TEXTE FOURNI:
++++++++
Les sanctions : même les Ukrainiens peinent à voir leur efficacité – Jules Seyes

La confusion organisée autour du succès ou non des sanctions vise à empêcher les citoyens de prendre position. Cette prudence est sûrement utile, mais les Ukrainiens, eux ont moins besoin de motivation. Il faut dire que eux, paient un autre prix, bien plus terrible pour poursuivre le rêve de leurs dirigeants et des nôtres.

Cet article fera exception aux formes habituelles. La Pravda de Kiev un journal peu suspect de pro-russisme publie une série de papier sur les sanctions.

How Western energy sanctions against Russia are failing | Ukrainska Pravda

Le vôtre et rashim. La saisie des avoirs russes profitera à tout le monde sauf à l’Ukraine | Ekonomichna Pravda (epravda.com.ua)
++++++++
CONSIGNE: Transcrivez mot pour mot le passage du texte sur les sanctions qui commence aux mots « Les sanctions : même » et s'arrête après « sur les sanctions. ». Le matériel qui vient ensuite est indépendant du texte.

MATÉRIEL RÉUNI:
++++++++
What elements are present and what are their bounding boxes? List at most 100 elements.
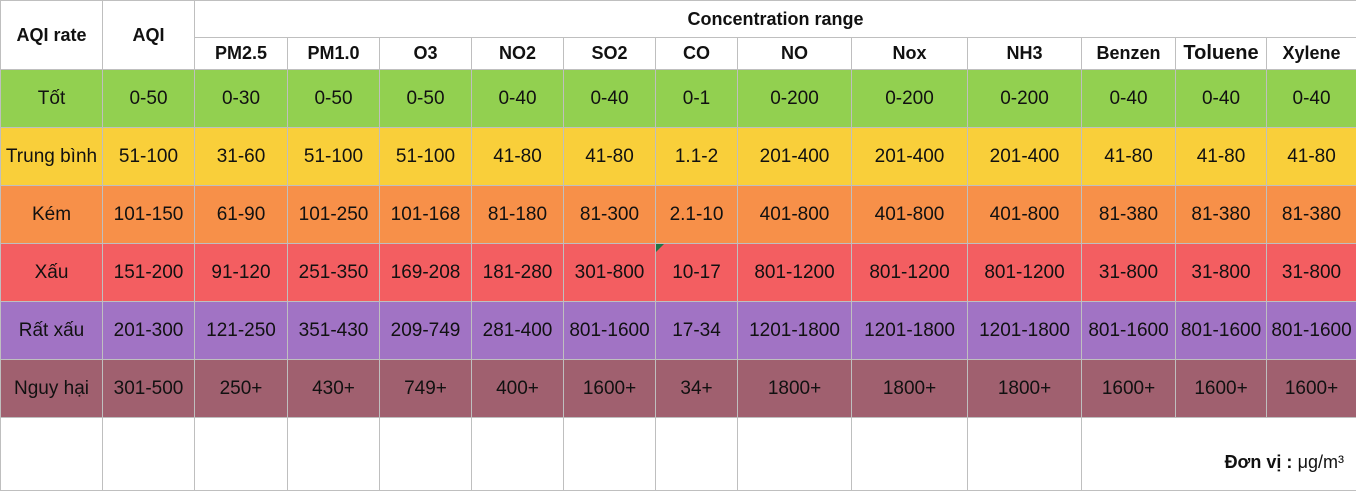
++++++++
RÉSULTAT:
Les sanctions : même les Ukrainiens peinent à voir leur efficacité – Jules Seyes

La confusion organisée autour du succès ou non des sanctions vise à empêcher les citoyens de prendre position. Cette prudence est sûrement utile, mais les Ukrainiens, eux ont moins besoin de motivation. Il faut dire que eux, paient un autre prix, bien plus terrible pour poursuivre le rêve de leurs dirigeants et des nôtres.

Cet article fera exception aux formes habituelles. La Pravda de Kiev un journal peu suspect de pro-russisme publie une série de papier sur les sanctions.